Stored items:
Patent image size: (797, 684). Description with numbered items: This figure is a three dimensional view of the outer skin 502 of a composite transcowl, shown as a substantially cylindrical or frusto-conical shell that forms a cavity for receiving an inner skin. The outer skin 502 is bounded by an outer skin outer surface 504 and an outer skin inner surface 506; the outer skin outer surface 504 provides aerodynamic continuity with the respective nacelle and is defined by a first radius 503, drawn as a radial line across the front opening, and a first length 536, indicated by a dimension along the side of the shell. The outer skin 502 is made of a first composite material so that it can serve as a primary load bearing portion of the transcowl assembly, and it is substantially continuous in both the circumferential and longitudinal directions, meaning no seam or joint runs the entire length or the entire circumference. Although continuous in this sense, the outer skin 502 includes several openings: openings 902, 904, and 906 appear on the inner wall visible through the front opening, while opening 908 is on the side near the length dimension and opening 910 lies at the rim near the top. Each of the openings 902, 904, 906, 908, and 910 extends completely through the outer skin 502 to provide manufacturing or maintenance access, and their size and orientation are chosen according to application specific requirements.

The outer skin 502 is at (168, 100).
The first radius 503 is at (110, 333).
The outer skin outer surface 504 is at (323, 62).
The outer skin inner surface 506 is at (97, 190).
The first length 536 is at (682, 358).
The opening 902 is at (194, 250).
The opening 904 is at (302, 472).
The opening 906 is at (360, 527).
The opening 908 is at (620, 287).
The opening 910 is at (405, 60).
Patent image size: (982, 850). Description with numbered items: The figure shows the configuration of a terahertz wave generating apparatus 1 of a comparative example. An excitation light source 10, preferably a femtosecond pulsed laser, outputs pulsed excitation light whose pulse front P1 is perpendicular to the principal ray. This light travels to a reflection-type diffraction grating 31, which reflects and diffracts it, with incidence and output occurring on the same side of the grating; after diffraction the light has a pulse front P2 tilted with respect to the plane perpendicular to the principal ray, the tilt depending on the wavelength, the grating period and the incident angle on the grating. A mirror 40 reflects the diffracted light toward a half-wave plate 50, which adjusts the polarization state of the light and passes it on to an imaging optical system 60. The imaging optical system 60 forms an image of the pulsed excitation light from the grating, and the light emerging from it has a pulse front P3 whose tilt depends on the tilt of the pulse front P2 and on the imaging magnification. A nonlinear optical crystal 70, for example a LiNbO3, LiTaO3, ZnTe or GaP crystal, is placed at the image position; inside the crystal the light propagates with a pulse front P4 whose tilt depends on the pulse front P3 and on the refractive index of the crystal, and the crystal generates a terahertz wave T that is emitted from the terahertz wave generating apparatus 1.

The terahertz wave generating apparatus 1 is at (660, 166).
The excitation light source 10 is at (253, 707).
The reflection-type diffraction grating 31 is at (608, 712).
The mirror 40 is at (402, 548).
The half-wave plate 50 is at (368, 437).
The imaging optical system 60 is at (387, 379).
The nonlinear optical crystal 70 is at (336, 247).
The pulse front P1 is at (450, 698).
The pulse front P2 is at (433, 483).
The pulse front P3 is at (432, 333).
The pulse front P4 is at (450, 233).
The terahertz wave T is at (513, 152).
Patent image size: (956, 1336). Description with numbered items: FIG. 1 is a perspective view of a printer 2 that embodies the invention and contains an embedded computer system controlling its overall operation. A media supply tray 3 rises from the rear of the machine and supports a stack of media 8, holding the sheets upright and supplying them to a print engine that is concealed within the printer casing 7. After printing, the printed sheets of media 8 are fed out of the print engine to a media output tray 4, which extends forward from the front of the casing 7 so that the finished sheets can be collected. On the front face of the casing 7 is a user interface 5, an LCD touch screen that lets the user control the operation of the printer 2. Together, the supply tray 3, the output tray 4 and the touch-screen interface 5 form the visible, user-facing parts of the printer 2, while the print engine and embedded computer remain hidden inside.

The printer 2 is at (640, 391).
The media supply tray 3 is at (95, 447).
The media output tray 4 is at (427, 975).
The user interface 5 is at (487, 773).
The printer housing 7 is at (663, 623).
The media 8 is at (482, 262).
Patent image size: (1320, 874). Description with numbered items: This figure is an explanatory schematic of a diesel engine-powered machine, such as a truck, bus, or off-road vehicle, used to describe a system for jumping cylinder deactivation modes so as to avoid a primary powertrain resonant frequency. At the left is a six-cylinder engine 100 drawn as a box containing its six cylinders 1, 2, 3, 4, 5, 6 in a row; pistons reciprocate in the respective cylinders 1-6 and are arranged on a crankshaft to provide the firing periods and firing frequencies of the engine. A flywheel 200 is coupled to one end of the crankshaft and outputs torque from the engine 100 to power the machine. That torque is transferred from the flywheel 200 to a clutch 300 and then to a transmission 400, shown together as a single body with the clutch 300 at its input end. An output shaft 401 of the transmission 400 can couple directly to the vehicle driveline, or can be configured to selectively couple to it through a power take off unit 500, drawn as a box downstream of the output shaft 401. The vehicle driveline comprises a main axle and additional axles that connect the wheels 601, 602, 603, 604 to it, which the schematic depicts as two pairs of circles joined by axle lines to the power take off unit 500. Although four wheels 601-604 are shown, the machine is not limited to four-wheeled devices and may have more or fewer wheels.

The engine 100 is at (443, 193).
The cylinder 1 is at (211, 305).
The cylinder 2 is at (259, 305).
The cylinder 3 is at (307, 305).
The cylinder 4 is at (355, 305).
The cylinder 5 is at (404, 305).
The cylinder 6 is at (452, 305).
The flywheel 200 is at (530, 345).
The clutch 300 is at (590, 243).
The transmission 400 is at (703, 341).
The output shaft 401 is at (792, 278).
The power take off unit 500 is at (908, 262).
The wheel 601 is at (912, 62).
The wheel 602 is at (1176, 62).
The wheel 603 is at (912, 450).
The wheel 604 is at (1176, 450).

EXERCISE: Please set down everything from the line containing "Patent image size: (956, 1336)." down to the line containing "The printer housing 7 is at (663, 623)." in the listing above, reproducing each line unchanged.

WRITTEN RESPONSE:
Patent image size: (956, 1336). Description with numbered items: FIG. 1 is a perspective view of a printer 2 that embodies the invention and contains an embedded computer system controlling its overall operation. A media supply tray 3 rises from the rear of the machine and supports a stack of media 8, holding the sheets upright and supplying them to a print engine that is concealed within the printer casing 7. After printing, the printed sheets of media 8 are fed out of the print engine to a media output tray 4, which extends forward from the front of the casing 7 so that the finished sheets can be collected. On the front face of the casing 7 is a user interface 5, an LCD touch screen that lets the user control the operation of the printer 2. Together, the supply tray 3, the output tray 4 and the touch-screen interface 5 form the visible, user-facing parts of the printer 2, while the print engine and embedded computer remain hidden inside.

The printer 2 is at (640, 391).
The media supply tray 3 is at (95, 447).
The media output tray 4 is at (427, 975).
The user interface 5 is at (487, 773).
The printer housing 7 is at (663, 623).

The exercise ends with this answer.